◆ The request: Copy out each line that mentions the word "seed".

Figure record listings
☆ ☆ ☆ ☆ ☆ ☆ ☆

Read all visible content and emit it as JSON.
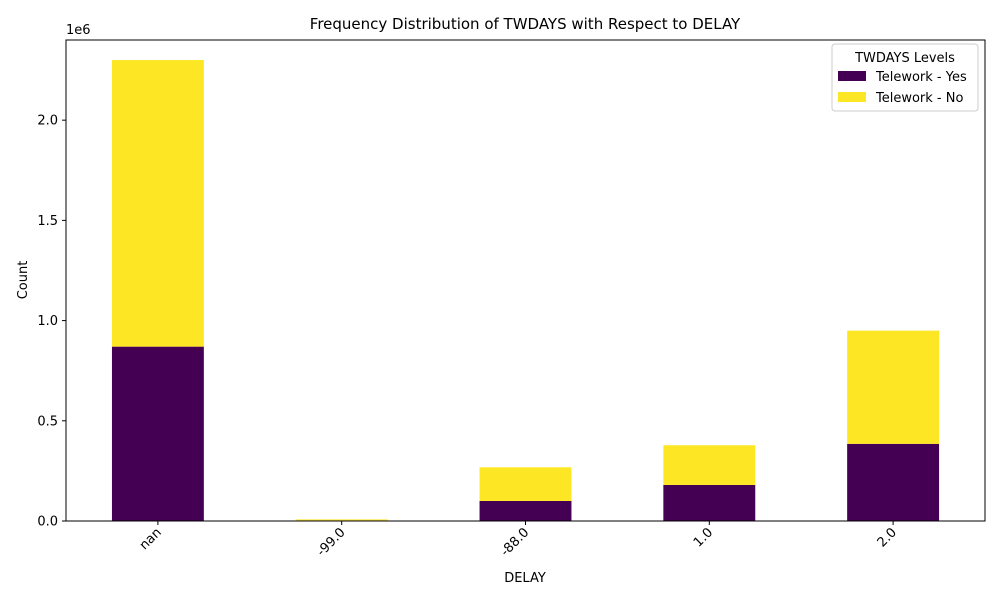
{
  "chart_data": {
    "type": "bar",
    "stacked": true,
    "title": "Frequency Distribution of TWDAYS with Respect to DELAY",
    "xlabel": "DELAY",
    "ylabel": "Count",
    "y_offset_label": "1e6",
    "categories": [
      "nan",
      "-99.0",
      "-88.0",
      "1.0",
      "2.0"
    ],
    "series": [
      {
        "name": "Telework - Yes",
        "color": "#440154",
        "values": [
          870000,
          3000,
          100000,
          180000,
          385000
        ]
      },
      {
        "name": "Telework - No",
        "color": "#fde725",
        "values": [
          1430000,
          5000,
          168000,
          198000,
          565000
        ]
      }
    ],
    "ylim": [
      0,
      2400000
    ],
    "y_ticks": [
      0,
      500000,
      1000000,
      1500000,
      2000000
    ],
    "y_tick_labels": [
      "0.0",
      "0.5",
      "1.0",
      "1.5",
      "2.0"
    ],
    "legend": {
      "title": "TWDAYS Levels",
      "position": "top-right"
    },
    "grid": false
  }
}
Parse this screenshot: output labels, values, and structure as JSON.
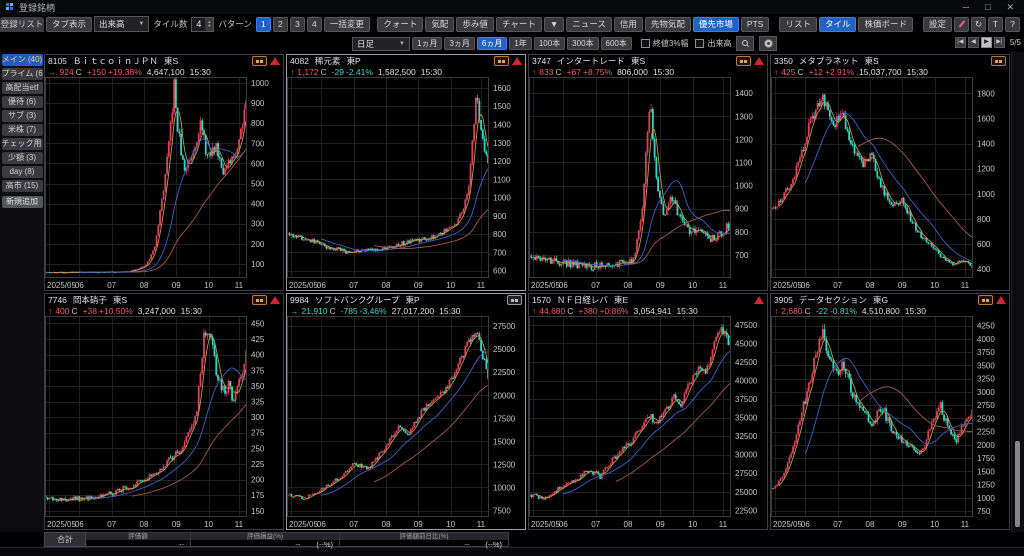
{
  "window": {
    "title": "登録銘柄",
    "minimize": "─",
    "maximize": "□",
    "close": "✕"
  },
  "toolbar": {
    "list_tab": "登録リスト",
    "tab_display": "タブ表示",
    "content_dropdown": "出来高",
    "tile_count_label": "タイル数",
    "tile_count": "4",
    "pattern_label": "パターン",
    "patterns": [
      "1",
      "2",
      "3",
      "4"
    ],
    "pattern_selected": "1",
    "bulk_change": "一括変更",
    "view_buttons": [
      "クォート",
      "気配",
      "歩み値",
      "チャート",
      "▼",
      "ニュース",
      "信用"
    ],
    "market_buttons": [
      {
        "label": "先物気配",
        "active": false
      },
      {
        "label": "優先市場",
        "active": true
      },
      {
        "label": "PTS",
        "active": false
      }
    ],
    "layout_buttons": [
      {
        "label": "リスト",
        "active": false
      },
      {
        "label": "タイル",
        "active": true
      },
      {
        "label": "株価ボード",
        "active": false
      }
    ],
    "settings_button": "設定",
    "tool_icons": [
      {
        "name": "pencil-icon",
        "glyph": ""
      },
      {
        "name": "refresh-icon",
        "glyph": "↻"
      },
      {
        "name": "text-icon",
        "glyph": "T"
      },
      {
        "name": "help-icon",
        "glyph": "?"
      }
    ]
  },
  "chartbar": {
    "timeframe": "日足",
    "ranges": [
      "1ヵ月",
      "3ヵ月",
      "6ヵ月",
      "1年",
      "100本",
      "300本",
      "600本"
    ],
    "range_selected": "6ヵ月",
    "checkboxes": [
      {
        "label": "終値3%幅",
        "checked": false
      },
      {
        "label": "出来高",
        "checked": false
      }
    ],
    "pager_buttons": [
      "|◀",
      "◀",
      "▶",
      "▶|"
    ],
    "pager_active_index": 2,
    "page_indicator": "5/5"
  },
  "sidebar": {
    "items": [
      {
        "label": "メイン (40)",
        "selected": true
      },
      {
        "label": "プライム (6)",
        "selected": false
      },
      {
        "label": "高配当etf",
        "selected": false
      },
      {
        "label": "優待 (6)",
        "selected": false
      },
      {
        "label": "サブ (3)",
        "selected": false
      },
      {
        "label": "米株 (7)",
        "selected": false
      },
      {
        "label": "チェック用 (",
        "selected": false
      },
      {
        "label": "少額 (3)",
        "selected": false
      },
      {
        "label": "day (8)",
        "selected": false
      },
      {
        "label": "高市 (15)",
        "selected": false
      }
    ],
    "add_button": "新規追加"
  },
  "summary": {
    "total_label": "合計",
    "columns": [
      {
        "header": "評価額",
        "values": [
          "--"
        ]
      },
      {
        "header": "評価損益(%)",
        "values": [
          "--",
          "(--%)"
        ]
      },
      {
        "header": "評価額前日比(%)",
        "values": [
          "--",
          "(--%)"
        ]
      }
    ]
  },
  "price_close_suffix": "C",
  "x_axis": {
    "labels": [
      "2025/05",
      "06",
      "07",
      "08",
      "09",
      "10",
      "11"
    ],
    "fractions": [
      0.02,
      0.17,
      0.33,
      0.49,
      0.65,
      0.81,
      0.96
    ]
  },
  "colors": {
    "up": "#f4566b",
    "down": "#38d9c6",
    "candle_up": "#e04058",
    "candle_down": "#2fd8c4",
    "ma_short": "#b3a04a",
    "ma_mid": "#3e62c8",
    "ma_long": "#a55a4a",
    "accent": "#2163c4",
    "grid": "#202020",
    "axis_text": "#c6c6c6",
    "panel_border": "#3e3e46"
  },
  "panels": [
    {
      "code": "8105",
      "name": "ＢｉｔｃｏｉｎＪＰＮ",
      "market": "東S",
      "arrow": "→",
      "dir": "up",
      "price": "924",
      "change": "+150",
      "change_pct": "+19.38%",
      "chg_dir": "up",
      "volume": "4,647,100",
      "time": "15:30",
      "badge": "orange",
      "alarm": true,
      "highlighted": false,
      "seed": 11,
      "vol": 0.05,
      "ylim": [
        30,
        1030
      ],
      "y_ticks": [
        1000,
        900,
        800,
        700,
        600,
        500,
        400,
        300,
        200,
        100
      ],
      "keypoints": [
        [
          0,
          58
        ],
        [
          0.38,
          60
        ],
        [
          0.45,
          70
        ],
        [
          0.5,
          95
        ],
        [
          0.54,
          170
        ],
        [
          0.58,
          420
        ],
        [
          0.61,
          640
        ],
        [
          0.64,
          980
        ],
        [
          0.66,
          760
        ],
        [
          0.69,
          560
        ],
        [
          0.73,
          650
        ],
        [
          0.77,
          800
        ],
        [
          0.81,
          620
        ],
        [
          0.85,
          690
        ],
        [
          0.89,
          560
        ],
        [
          0.93,
          610
        ],
        [
          0.96,
          700
        ],
        [
          1,
          924
        ]
      ]
    },
    {
      "code": "4082",
      "name": "稀元素",
      "market": "東P",
      "arrow": "↑",
      "dir": "up",
      "price": "1,172",
      "change": "-29",
      "change_pct": "-2.41%",
      "chg_dir": "dn",
      "volume": "1,582,500",
      "time": "15:30",
      "badge": "orange",
      "alarm": true,
      "highlighted": true,
      "seed": 22,
      "vol": 0.018,
      "ylim": [
        560,
        1660
      ],
      "y_ticks": [
        1600,
        1500,
        1400,
        1300,
        1200,
        1100,
        1000,
        900,
        800,
        700,
        600
      ],
      "keypoints": [
        [
          0,
          800
        ],
        [
          0.1,
          775
        ],
        [
          0.2,
          730
        ],
        [
          0.3,
          700
        ],
        [
          0.45,
          720
        ],
        [
          0.6,
          755
        ],
        [
          0.75,
          795
        ],
        [
          0.85,
          870
        ],
        [
          0.9,
          1020
        ],
        [
          0.94,
          1560
        ],
        [
          0.97,
          1340
        ],
        [
          1,
          1172
        ]
      ]
    },
    {
      "code": "3747",
      "name": "インタートレード",
      "market": "東S",
      "arrow": "↑",
      "dir": "up",
      "price": "833",
      "change": "+67",
      "change_pct": "+8.75%",
      "chg_dir": "up",
      "volume": "806,000",
      "time": "15:30",
      "badge": "orange",
      "alarm": true,
      "highlighted": false,
      "seed": 33,
      "vol": 0.025,
      "ylim": [
        600,
        1470
      ],
      "y_ticks": [
        1400,
        1300,
        1200,
        1100,
        1000,
        900,
        800,
        700
      ],
      "keypoints": [
        [
          0,
          690
        ],
        [
          0.15,
          668
        ],
        [
          0.3,
          650
        ],
        [
          0.45,
          662
        ],
        [
          0.52,
          680
        ],
        [
          0.56,
          880
        ],
        [
          0.6,
          1390
        ],
        [
          0.63,
          1020
        ],
        [
          0.67,
          860
        ],
        [
          0.71,
          950
        ],
        [
          0.75,
          865
        ],
        [
          0.8,
          785
        ],
        [
          0.85,
          820
        ],
        [
          0.9,
          762
        ],
        [
          0.95,
          788
        ],
        [
          1,
          833
        ]
      ]
    },
    {
      "code": "3350",
      "name": "メタプラネット",
      "market": "東S",
      "arrow": "↑",
      "dir": "up",
      "price": "425",
      "change": "+12",
      "change_pct": "+2.91%",
      "chg_dir": "up",
      "volume": "15,037,700",
      "time": "15:30",
      "badge": "orange",
      "alarm": false,
      "highlighted": false,
      "seed": 44,
      "vol": 0.032,
      "ylim": [
        330,
        1930
      ],
      "y_ticks": [
        1800,
        1600,
        1400,
        1200,
        1000,
        800,
        600,
        400
      ],
      "keypoints": [
        [
          0,
          870
        ],
        [
          0.05,
          950
        ],
        [
          0.1,
          1100
        ],
        [
          0.15,
          1340
        ],
        [
          0.2,
          1600
        ],
        [
          0.25,
          1780
        ],
        [
          0.3,
          1540
        ],
        [
          0.35,
          1640
        ],
        [
          0.4,
          1400
        ],
        [
          0.45,
          1240
        ],
        [
          0.5,
          1300
        ],
        [
          0.55,
          1040
        ],
        [
          0.6,
          900
        ],
        [
          0.65,
          950
        ],
        [
          0.7,
          780
        ],
        [
          0.75,
          650
        ],
        [
          0.8,
          580
        ],
        [
          0.85,
          500
        ],
        [
          0.9,
          432
        ],
        [
          0.95,
          465
        ],
        [
          1,
          425
        ]
      ]
    },
    {
      "code": "7746",
      "name": "岡本硝子",
      "market": "東S",
      "arrow": "↑",
      "dir": "up",
      "price": "400",
      "change": "+38",
      "change_pct": "+10.50%",
      "chg_dir": "up",
      "volume": "3,247,000",
      "time": "15:30",
      "badge": "orange",
      "alarm": true,
      "highlighted": false,
      "seed": 55,
      "vol": 0.025,
      "ylim": [
        140,
        462
      ],
      "y_ticks": [
        450,
        425,
        400,
        375,
        350,
        325,
        300,
        275,
        250,
        225,
        200,
        175,
        150
      ],
      "keypoints": [
        [
          0,
          172
        ],
        [
          0.1,
          168
        ],
        [
          0.2,
          170
        ],
        [
          0.3,
          176
        ],
        [
          0.4,
          186
        ],
        [
          0.5,
          200
        ],
        [
          0.6,
          226
        ],
        [
          0.65,
          240
        ],
        [
          0.7,
          262
        ],
        [
          0.75,
          300
        ],
        [
          0.79,
          430
        ],
        [
          0.82,
          445
        ],
        [
          0.85,
          372
        ],
        [
          0.88,
          340
        ],
        [
          0.91,
          352
        ],
        [
          0.94,
          325
        ],
        [
          0.97,
          362
        ],
        [
          1,
          400
        ]
      ]
    },
    {
      "code": "9984",
      "name": "ソフトバンクグループ",
      "market": "東P",
      "arrow": "→",
      "dir": "dn",
      "price": "21,910",
      "change": "-785",
      "change_pct": "-3.46%",
      "chg_dir": "dn",
      "volume": "27,017,200",
      "time": "15:30",
      "badge": "gray",
      "alarm": false,
      "highlighted": true,
      "seed": 66,
      "vol": 0.018,
      "ylim": [
        6800,
        28600
      ],
      "y_ticks": [
        27500,
        25000,
        22500,
        20000,
        17500,
        15000,
        12500,
        10000,
        7500
      ],
      "keypoints": [
        [
          0,
          9300
        ],
        [
          0.08,
          8800
        ],
        [
          0.15,
          9500
        ],
        [
          0.25,
          11000
        ],
        [
          0.33,
          12600
        ],
        [
          0.4,
          12000
        ],
        [
          0.48,
          14200
        ],
        [
          0.55,
          16600
        ],
        [
          0.6,
          15800
        ],
        [
          0.68,
          18600
        ],
        [
          0.75,
          19600
        ],
        [
          0.8,
          21200
        ],
        [
          0.85,
          23200
        ],
        [
          0.9,
          25600
        ],
        [
          0.94,
          27000
        ],
        [
          0.97,
          24600
        ],
        [
          1,
          21910
        ]
      ]
    },
    {
      "code": "1570",
      "name": "ＮＦ日経レバ",
      "market": "東E",
      "arrow": "↑",
      "dir": "up",
      "price": "44,680",
      "change": "+380",
      "change_pct": "+0.86%",
      "chg_dir": "up",
      "volume": "3,054,941",
      "time": "15:30",
      "badge": null,
      "alarm": true,
      "highlighted": false,
      "seed": 77,
      "vol": 0.014,
      "ylim": [
        21600,
        48700
      ],
      "y_ticks": [
        47500,
        45000,
        42500,
        40000,
        37500,
        35000,
        32500,
        30000,
        27500,
        25000,
        22500
      ],
      "keypoints": [
        [
          0,
          24600
        ],
        [
          0.08,
          24100
        ],
        [
          0.15,
          25600
        ],
        [
          0.22,
          26600
        ],
        [
          0.3,
          27900
        ],
        [
          0.35,
          27100
        ],
        [
          0.42,
          29600
        ],
        [
          0.5,
          31600
        ],
        [
          0.55,
          33600
        ],
        [
          0.6,
          35600
        ],
        [
          0.63,
          33900
        ],
        [
          0.68,
          36100
        ],
        [
          0.72,
          37900
        ],
        [
          0.75,
          36600
        ],
        [
          0.8,
          39600
        ],
        [
          0.85,
          42100
        ],
        [
          0.88,
          41100
        ],
        [
          0.92,
          44600
        ],
        [
          0.95,
          47300
        ],
        [
          0.97,
          46100
        ],
        [
          1,
          44680
        ]
      ]
    },
    {
      "code": "3905",
      "name": "データセクション",
      "market": "東G",
      "arrow": "↑",
      "dir": "up",
      "price": "2,680",
      "change": "-22",
      "change_pct": "-0.81%",
      "chg_dir": "dn",
      "volume": "4,510,800",
      "time": "15:30",
      "badge": "orange",
      "alarm": true,
      "highlighted": false,
      "seed": 88,
      "vol": 0.035,
      "ylim": [
        640,
        4430
      ],
      "y_ticks": [
        4250,
        4000,
        3750,
        3500,
        3250,
        3000,
        2750,
        2500,
        2250,
        2000,
        1750,
        1500,
        1250,
        1000,
        750
      ],
      "keypoints": [
        [
          0,
          1150
        ],
        [
          0.05,
          1400
        ],
        [
          0.1,
          1900
        ],
        [
          0.15,
          2600
        ],
        [
          0.2,
          3400
        ],
        [
          0.25,
          4100
        ],
        [
          0.28,
          3800
        ],
        [
          0.32,
          3300
        ],
        [
          0.36,
          3520
        ],
        [
          0.4,
          3000
        ],
        [
          0.45,
          2620
        ],
        [
          0.5,
          2400
        ],
        [
          0.55,
          2700
        ],
        [
          0.6,
          2300
        ],
        [
          0.65,
          2100
        ],
        [
          0.7,
          1950
        ],
        [
          0.75,
          1860
        ],
        [
          0.8,
          2420
        ],
        [
          0.84,
          2760
        ],
        [
          0.88,
          2320
        ],
        [
          0.92,
          2060
        ],
        [
          0.96,
          2420
        ],
        [
          1,
          2680
        ]
      ]
    }
  ]
}
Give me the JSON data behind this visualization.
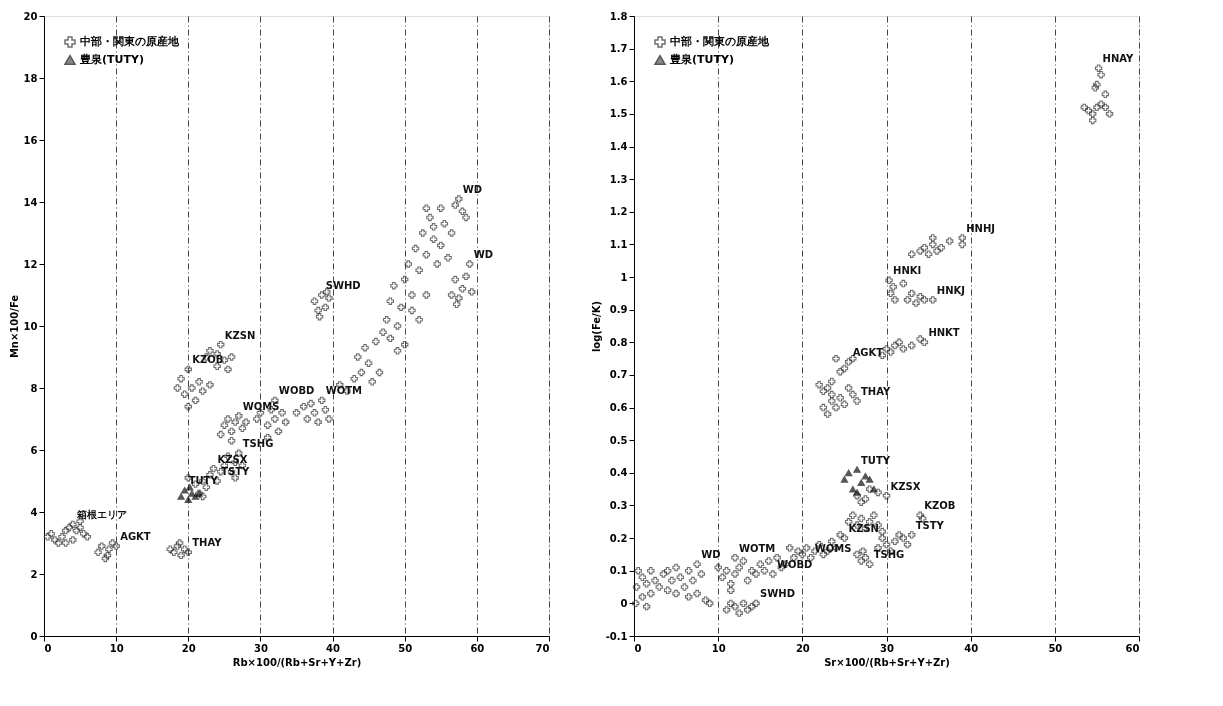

☆ ☆ ☆ ☆ ☆ ☆ ☆

◆ Exercise answer:
      "seed": 11,
      "seed": 22,
      "seed": 33,
      "seed": 44,
      "seed": 55,
      "seed": 66,
      "seed": 77,
      "seed": 88,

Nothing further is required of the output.